■ **What you should do**: Rewrite the material from its first line through the line containing "text-line: tawad siin", inclusive, replacing "Marsi" with "Maa" and leaving everything else unchanged.

(Lines of data)
=======

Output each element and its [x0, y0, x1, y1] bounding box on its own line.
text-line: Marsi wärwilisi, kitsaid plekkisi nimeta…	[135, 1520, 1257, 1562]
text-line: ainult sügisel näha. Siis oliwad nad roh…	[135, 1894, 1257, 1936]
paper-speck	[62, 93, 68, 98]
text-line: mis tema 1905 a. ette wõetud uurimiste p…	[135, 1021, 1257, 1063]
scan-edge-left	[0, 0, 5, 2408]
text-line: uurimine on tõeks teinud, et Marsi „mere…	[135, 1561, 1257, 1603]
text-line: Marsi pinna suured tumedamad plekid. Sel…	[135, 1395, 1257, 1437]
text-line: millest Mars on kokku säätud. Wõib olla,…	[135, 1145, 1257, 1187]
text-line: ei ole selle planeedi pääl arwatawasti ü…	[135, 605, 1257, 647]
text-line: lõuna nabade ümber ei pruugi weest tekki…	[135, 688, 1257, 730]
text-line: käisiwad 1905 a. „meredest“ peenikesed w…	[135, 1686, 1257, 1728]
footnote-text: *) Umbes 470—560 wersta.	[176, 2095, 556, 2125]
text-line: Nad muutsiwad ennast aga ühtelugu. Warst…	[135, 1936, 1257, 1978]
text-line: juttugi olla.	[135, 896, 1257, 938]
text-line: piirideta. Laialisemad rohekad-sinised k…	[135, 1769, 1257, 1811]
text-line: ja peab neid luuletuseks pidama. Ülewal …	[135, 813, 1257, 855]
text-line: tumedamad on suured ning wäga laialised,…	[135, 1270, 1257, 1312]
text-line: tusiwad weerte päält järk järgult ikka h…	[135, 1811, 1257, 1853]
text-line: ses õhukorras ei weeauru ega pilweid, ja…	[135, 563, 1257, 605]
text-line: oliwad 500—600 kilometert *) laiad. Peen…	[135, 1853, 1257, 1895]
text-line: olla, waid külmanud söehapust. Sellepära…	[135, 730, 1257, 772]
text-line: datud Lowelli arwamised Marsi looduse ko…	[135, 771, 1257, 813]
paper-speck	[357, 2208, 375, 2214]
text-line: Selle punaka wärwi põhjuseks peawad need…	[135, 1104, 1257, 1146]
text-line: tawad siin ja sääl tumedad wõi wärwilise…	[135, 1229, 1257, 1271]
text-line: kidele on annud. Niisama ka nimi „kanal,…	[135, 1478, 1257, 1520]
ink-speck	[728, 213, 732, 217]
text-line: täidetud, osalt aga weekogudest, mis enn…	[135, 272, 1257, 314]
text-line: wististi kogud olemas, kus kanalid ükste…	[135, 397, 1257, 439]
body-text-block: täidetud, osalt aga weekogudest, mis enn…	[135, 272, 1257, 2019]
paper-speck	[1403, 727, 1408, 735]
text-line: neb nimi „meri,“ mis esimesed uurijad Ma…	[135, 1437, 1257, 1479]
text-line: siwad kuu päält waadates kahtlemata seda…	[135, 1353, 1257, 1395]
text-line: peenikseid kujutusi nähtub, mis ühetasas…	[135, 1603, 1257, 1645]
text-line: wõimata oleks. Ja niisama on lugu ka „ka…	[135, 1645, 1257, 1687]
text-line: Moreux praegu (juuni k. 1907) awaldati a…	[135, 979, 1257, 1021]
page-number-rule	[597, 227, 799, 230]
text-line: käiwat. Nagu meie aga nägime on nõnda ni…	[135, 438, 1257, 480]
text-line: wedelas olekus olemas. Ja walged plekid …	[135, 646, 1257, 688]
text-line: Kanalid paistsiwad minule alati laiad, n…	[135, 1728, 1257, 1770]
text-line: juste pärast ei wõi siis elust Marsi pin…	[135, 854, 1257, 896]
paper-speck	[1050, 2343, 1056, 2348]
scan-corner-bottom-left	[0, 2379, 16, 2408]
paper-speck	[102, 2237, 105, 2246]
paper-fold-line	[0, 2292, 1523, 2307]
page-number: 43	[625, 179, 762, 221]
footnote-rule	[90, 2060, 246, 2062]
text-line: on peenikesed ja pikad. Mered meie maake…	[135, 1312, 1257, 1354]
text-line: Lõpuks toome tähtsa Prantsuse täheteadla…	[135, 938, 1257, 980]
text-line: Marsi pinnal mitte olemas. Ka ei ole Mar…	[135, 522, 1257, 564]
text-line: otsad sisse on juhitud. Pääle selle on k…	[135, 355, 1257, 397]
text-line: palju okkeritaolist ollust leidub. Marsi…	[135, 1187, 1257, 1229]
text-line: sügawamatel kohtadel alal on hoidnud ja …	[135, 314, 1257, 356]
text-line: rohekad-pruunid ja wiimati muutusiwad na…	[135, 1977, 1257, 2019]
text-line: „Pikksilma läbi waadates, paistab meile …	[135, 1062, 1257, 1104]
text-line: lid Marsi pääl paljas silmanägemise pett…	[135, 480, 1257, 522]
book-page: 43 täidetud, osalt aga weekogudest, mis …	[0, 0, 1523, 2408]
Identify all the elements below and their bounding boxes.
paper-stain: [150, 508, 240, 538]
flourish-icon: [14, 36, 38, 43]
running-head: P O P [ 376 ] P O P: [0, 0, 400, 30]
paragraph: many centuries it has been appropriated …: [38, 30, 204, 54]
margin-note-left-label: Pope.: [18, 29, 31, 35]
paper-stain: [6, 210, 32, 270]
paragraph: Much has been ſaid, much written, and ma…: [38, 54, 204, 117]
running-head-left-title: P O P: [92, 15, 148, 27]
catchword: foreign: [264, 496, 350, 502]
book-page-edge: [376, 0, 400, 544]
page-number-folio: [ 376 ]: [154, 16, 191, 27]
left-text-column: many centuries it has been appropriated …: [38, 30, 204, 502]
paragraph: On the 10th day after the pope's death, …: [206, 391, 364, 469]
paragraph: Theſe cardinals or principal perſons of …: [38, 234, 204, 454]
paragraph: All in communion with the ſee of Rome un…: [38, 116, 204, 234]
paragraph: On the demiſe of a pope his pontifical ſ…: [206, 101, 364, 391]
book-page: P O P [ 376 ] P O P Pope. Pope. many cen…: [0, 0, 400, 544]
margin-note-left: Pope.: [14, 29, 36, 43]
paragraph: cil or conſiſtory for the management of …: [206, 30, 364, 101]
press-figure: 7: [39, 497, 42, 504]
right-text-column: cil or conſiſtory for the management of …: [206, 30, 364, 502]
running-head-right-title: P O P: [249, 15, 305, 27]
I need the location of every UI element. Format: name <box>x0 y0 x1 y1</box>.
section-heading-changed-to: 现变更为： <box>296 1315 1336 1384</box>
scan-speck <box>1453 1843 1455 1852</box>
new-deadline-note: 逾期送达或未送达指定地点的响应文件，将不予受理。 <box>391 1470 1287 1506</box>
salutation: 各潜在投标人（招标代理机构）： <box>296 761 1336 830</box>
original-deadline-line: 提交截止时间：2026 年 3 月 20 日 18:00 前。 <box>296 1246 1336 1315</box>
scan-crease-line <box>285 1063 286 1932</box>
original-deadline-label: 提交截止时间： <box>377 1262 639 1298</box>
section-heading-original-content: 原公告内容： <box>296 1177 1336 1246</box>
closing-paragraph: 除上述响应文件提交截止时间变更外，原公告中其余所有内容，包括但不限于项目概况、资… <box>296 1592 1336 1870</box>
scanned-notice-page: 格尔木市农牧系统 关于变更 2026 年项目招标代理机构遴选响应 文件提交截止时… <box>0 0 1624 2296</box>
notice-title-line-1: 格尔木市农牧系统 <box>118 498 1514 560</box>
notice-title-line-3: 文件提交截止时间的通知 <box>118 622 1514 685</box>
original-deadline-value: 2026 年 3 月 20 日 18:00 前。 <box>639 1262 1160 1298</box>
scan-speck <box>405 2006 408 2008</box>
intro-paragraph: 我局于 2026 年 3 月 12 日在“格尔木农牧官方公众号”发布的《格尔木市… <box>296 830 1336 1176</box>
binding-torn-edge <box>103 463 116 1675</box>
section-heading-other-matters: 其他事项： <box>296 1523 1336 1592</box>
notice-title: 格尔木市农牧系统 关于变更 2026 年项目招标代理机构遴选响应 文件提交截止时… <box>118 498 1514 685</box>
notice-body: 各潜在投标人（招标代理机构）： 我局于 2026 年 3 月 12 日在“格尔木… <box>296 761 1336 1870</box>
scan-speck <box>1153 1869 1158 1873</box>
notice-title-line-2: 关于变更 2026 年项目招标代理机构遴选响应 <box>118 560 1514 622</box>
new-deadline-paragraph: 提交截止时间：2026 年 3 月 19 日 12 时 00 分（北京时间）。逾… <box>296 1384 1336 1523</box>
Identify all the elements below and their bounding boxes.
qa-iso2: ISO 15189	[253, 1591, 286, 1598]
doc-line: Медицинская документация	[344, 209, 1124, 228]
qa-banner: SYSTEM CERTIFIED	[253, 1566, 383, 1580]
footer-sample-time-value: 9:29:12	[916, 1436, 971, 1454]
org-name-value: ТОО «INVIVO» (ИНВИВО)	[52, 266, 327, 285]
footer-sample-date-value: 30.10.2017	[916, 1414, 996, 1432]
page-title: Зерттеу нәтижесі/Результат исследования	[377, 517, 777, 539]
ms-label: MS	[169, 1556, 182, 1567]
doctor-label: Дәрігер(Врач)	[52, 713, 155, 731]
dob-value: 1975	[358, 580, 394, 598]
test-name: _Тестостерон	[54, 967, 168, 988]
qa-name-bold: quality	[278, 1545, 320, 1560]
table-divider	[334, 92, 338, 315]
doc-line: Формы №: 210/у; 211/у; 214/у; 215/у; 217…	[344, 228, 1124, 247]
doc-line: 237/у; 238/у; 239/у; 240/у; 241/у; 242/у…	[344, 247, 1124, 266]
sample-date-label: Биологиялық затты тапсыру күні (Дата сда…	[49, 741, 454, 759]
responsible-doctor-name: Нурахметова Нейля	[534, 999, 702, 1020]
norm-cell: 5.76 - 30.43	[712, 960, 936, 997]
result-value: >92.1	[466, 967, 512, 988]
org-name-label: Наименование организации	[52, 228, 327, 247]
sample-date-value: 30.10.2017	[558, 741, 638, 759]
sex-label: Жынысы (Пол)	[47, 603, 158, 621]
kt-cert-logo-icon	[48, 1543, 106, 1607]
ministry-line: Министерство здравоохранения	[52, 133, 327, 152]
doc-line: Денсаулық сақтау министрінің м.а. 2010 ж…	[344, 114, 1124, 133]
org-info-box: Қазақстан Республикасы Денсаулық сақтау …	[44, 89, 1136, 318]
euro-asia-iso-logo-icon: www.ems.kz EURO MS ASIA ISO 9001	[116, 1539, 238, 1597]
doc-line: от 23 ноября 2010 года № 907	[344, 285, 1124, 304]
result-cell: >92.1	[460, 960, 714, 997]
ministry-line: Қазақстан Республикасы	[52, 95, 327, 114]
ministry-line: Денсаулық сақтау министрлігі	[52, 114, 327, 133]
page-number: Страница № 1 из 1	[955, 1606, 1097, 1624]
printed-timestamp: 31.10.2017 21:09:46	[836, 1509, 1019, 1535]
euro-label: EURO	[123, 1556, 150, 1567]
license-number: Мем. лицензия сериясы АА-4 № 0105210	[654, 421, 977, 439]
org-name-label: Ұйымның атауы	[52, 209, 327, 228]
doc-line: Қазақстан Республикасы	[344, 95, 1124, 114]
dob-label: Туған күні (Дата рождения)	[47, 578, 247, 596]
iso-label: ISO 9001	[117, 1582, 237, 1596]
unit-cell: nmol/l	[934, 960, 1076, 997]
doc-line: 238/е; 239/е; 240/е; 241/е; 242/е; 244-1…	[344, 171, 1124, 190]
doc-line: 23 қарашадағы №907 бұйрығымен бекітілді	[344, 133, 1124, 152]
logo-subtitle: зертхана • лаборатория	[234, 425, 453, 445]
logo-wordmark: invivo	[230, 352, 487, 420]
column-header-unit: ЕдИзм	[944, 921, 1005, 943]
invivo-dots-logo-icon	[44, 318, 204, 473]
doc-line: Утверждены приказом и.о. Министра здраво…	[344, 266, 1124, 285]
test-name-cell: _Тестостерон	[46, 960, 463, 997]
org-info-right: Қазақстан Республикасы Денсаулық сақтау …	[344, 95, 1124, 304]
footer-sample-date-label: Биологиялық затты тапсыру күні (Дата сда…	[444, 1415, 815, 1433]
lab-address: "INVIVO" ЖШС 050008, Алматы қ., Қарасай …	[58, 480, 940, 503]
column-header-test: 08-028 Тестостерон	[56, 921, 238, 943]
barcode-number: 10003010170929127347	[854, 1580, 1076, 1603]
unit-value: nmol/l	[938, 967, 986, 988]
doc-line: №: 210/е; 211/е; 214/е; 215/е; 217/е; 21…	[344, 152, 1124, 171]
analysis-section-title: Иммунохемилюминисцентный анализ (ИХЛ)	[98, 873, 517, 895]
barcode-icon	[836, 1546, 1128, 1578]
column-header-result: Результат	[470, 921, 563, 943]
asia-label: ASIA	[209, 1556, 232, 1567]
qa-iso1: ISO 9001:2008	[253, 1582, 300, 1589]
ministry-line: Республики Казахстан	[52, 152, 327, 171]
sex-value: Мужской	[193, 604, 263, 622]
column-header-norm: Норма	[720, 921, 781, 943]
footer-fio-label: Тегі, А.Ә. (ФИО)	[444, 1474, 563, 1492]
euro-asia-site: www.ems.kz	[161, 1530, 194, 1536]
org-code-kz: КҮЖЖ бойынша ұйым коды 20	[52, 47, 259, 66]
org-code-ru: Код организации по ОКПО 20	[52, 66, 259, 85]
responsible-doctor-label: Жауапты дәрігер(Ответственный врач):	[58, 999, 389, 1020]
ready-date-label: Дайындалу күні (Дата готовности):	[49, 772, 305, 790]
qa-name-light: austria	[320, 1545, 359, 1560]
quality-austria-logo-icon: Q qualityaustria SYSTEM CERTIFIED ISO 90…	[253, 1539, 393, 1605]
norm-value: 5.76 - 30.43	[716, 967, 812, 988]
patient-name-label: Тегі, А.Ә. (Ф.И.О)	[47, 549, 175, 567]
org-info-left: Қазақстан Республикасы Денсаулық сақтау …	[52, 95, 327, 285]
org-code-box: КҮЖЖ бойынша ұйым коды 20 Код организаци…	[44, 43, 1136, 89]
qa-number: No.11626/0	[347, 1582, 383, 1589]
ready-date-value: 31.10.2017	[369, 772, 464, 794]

=======

■ **Exercise output**:
Output each element and its [x0, y0, x1, y1] bounding box on its own line.
text-line: Maa wärwilisi, kitsaid plekkisi nimeta…	[135, 1520, 1257, 1562]
text-line: ainult sügisel näha. Siis oliwad nad roh…	[135, 1894, 1257, 1936]
paper-speck	[62, 93, 68, 98]
text-line: mis tema 1905 a. ette wõetud uurimiste p…	[135, 1021, 1257, 1063]
scan-edge-left	[0, 0, 5, 2408]
text-line: uurimine on tõeks teinud, et Maa „mere…	[135, 1561, 1257, 1603]
text-line: Maa pinna suured tumedamad plekid. Sel…	[135, 1395, 1257, 1437]
text-line: millest Mars on kokku säätud. Wõib olla,…	[135, 1145, 1257, 1187]
text-line: ei ole selle planeedi pääl arwatawasti ü…	[135, 605, 1257, 647]
text-line: lõuna nabade ümber ei pruugi weest tekki…	[135, 688, 1257, 730]
text-line: käisiwad 1905 a. „meredest“ peenikesed w…	[135, 1686, 1257, 1728]
footnote-text: *) Umbes 470—560 wersta.	[176, 2095, 556, 2125]
text-line: Nad muutsiwad ennast aga ühtelugu. Warst…	[135, 1936, 1257, 1978]
text-line: juttugi olla.	[135, 896, 1257, 938]
text-line: piirideta. Laialisemad rohekad-sinised k…	[135, 1769, 1257, 1811]
text-line: ja peab neid luuletuseks pidama. Ülewal …	[135, 813, 1257, 855]
text-line: tumedamad on suured ning wäga laialised,…	[135, 1270, 1257, 1312]
text-line: tusiwad weerte päält järk järgult ikka h…	[135, 1811, 1257, 1853]
text-line: ses õhukorras ei weeauru ega pilweid, ja…	[135, 563, 1257, 605]
text-line: oliwad 500—600 kilometert *) laiad. Peen…	[135, 1853, 1257, 1895]
text-line: olla, waid külmanud söehapust. Sellepära…	[135, 730, 1257, 772]
text-line: datud Lowelli arwamised Maa looduse ko…	[135, 771, 1257, 813]
paper-speck	[357, 2208, 375, 2214]
text-line: Selle punaka wärwi põhjuseks peawad need…	[135, 1104, 1257, 1146]
text-line: tawad siin ja sääl tumedad wõi wärwilise…	[135, 1229, 1257, 1271]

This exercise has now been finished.